Find each line holding the word "tidak" and give the number of such lines, nothing else.
━━ DATASET ROWS ━━
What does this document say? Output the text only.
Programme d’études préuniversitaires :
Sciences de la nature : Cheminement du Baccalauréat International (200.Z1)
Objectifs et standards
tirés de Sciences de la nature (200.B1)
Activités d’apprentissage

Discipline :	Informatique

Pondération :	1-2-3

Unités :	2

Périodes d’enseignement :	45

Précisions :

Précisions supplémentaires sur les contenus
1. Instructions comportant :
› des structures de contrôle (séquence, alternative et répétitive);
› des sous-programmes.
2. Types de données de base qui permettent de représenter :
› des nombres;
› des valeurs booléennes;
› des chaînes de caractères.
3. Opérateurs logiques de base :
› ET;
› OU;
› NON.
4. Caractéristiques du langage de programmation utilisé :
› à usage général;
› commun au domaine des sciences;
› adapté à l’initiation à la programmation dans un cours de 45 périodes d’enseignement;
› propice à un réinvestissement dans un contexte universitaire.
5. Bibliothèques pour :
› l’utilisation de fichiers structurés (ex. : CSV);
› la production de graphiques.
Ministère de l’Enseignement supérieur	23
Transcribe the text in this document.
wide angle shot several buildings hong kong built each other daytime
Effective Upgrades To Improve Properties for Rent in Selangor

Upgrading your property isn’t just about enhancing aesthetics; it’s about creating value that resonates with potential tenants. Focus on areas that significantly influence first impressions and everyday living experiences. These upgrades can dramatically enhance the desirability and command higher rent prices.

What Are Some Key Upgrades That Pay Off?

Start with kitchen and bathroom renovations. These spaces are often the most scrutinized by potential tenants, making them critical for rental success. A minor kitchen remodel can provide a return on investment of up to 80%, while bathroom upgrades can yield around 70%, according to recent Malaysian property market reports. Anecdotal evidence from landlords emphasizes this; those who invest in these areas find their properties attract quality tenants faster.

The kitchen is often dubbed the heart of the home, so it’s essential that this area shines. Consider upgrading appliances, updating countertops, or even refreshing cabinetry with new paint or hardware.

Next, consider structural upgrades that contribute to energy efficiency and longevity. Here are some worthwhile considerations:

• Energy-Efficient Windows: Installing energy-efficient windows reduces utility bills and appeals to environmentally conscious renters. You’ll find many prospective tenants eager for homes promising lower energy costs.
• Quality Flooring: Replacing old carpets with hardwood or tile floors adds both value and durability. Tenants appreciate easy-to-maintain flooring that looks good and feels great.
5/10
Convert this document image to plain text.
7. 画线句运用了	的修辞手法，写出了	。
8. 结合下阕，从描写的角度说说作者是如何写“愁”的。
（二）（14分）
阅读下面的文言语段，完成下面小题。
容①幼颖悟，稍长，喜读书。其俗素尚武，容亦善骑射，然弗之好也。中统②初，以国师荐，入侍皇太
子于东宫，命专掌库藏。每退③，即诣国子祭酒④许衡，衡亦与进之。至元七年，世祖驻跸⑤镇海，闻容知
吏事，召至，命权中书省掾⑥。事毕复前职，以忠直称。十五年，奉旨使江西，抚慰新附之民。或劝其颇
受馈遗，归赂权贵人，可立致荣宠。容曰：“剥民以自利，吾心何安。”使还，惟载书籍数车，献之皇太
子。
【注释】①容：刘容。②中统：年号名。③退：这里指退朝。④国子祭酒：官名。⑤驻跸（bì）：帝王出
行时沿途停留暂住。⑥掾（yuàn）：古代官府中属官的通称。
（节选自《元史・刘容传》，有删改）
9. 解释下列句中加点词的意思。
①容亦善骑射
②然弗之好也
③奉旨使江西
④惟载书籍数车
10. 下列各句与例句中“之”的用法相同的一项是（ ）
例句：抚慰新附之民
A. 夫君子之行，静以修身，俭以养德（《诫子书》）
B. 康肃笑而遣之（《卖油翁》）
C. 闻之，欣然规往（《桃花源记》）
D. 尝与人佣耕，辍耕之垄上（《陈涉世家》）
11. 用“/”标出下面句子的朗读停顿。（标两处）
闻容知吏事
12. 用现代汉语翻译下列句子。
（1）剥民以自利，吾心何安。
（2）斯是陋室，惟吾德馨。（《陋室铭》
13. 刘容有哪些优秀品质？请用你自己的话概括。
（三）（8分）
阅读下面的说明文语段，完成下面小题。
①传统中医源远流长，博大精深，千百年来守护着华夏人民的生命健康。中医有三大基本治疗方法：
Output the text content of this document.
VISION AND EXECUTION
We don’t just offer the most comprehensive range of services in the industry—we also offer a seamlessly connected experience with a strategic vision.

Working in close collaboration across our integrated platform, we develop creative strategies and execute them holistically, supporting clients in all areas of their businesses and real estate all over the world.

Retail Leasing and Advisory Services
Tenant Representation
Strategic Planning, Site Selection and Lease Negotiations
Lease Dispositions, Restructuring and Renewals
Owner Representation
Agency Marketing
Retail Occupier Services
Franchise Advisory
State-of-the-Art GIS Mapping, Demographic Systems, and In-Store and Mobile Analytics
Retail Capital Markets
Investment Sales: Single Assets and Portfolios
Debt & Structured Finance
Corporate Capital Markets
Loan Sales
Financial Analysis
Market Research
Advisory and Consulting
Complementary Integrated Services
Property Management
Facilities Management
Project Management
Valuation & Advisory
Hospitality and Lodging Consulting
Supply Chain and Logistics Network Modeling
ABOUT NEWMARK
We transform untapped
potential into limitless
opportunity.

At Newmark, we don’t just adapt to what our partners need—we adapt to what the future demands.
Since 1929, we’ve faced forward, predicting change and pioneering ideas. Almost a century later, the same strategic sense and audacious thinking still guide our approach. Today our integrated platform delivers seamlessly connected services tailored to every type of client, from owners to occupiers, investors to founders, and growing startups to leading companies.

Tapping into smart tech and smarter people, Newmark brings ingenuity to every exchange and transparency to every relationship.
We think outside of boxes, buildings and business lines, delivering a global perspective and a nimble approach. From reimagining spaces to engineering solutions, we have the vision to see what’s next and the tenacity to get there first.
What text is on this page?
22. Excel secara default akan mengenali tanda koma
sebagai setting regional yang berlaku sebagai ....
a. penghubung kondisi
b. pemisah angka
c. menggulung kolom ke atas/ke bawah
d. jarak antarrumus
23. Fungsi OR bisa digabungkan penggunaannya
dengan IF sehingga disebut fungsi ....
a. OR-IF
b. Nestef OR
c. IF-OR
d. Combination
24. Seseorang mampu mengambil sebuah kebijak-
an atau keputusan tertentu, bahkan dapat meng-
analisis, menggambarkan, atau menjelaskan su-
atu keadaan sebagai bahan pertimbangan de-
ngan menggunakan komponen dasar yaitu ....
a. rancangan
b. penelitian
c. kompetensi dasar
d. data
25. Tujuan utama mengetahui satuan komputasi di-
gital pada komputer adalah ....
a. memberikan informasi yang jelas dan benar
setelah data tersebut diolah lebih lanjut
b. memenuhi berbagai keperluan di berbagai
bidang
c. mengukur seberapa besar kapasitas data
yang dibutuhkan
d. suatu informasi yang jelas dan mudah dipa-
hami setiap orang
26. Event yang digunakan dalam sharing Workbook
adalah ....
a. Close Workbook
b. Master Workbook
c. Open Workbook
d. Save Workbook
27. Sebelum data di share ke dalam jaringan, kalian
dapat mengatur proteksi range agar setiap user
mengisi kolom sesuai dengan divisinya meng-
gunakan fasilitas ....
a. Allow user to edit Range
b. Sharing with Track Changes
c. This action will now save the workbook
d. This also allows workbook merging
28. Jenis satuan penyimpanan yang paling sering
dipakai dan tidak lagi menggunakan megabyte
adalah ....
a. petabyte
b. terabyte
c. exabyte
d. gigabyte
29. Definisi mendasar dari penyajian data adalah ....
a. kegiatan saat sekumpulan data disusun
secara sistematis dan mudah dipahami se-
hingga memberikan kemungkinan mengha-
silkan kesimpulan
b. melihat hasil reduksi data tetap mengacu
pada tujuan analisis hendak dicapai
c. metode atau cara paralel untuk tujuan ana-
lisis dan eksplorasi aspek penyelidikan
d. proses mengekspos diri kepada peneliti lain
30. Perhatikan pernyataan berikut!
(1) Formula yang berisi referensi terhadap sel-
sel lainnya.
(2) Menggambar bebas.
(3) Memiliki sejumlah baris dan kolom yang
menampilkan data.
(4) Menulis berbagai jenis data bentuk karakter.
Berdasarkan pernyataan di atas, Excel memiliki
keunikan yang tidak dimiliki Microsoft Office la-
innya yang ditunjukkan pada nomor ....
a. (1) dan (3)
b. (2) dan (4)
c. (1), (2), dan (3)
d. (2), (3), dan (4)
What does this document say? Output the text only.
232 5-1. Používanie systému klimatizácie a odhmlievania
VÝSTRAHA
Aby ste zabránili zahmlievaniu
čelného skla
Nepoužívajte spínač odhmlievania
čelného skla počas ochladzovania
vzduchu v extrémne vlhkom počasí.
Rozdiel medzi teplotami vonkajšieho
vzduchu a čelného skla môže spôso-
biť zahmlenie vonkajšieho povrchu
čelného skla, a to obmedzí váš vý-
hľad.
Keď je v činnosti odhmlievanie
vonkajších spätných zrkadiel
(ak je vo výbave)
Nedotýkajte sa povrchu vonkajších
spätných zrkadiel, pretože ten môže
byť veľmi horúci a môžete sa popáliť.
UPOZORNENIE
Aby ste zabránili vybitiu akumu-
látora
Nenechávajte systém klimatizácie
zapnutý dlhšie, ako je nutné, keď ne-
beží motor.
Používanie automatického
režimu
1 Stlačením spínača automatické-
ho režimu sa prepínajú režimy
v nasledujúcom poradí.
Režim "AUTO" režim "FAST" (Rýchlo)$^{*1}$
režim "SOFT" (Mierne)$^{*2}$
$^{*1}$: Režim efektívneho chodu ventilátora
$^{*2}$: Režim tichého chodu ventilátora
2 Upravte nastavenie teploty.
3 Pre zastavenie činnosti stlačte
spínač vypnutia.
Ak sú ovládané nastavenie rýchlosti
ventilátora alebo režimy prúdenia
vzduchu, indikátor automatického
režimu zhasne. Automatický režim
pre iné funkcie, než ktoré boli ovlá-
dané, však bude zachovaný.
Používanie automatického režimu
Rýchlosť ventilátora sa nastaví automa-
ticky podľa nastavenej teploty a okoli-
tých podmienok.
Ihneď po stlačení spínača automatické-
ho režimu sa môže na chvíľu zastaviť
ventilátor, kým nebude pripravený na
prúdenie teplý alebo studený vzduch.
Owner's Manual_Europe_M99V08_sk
━━━
__ANSWER TO THIS EXERCISE__
2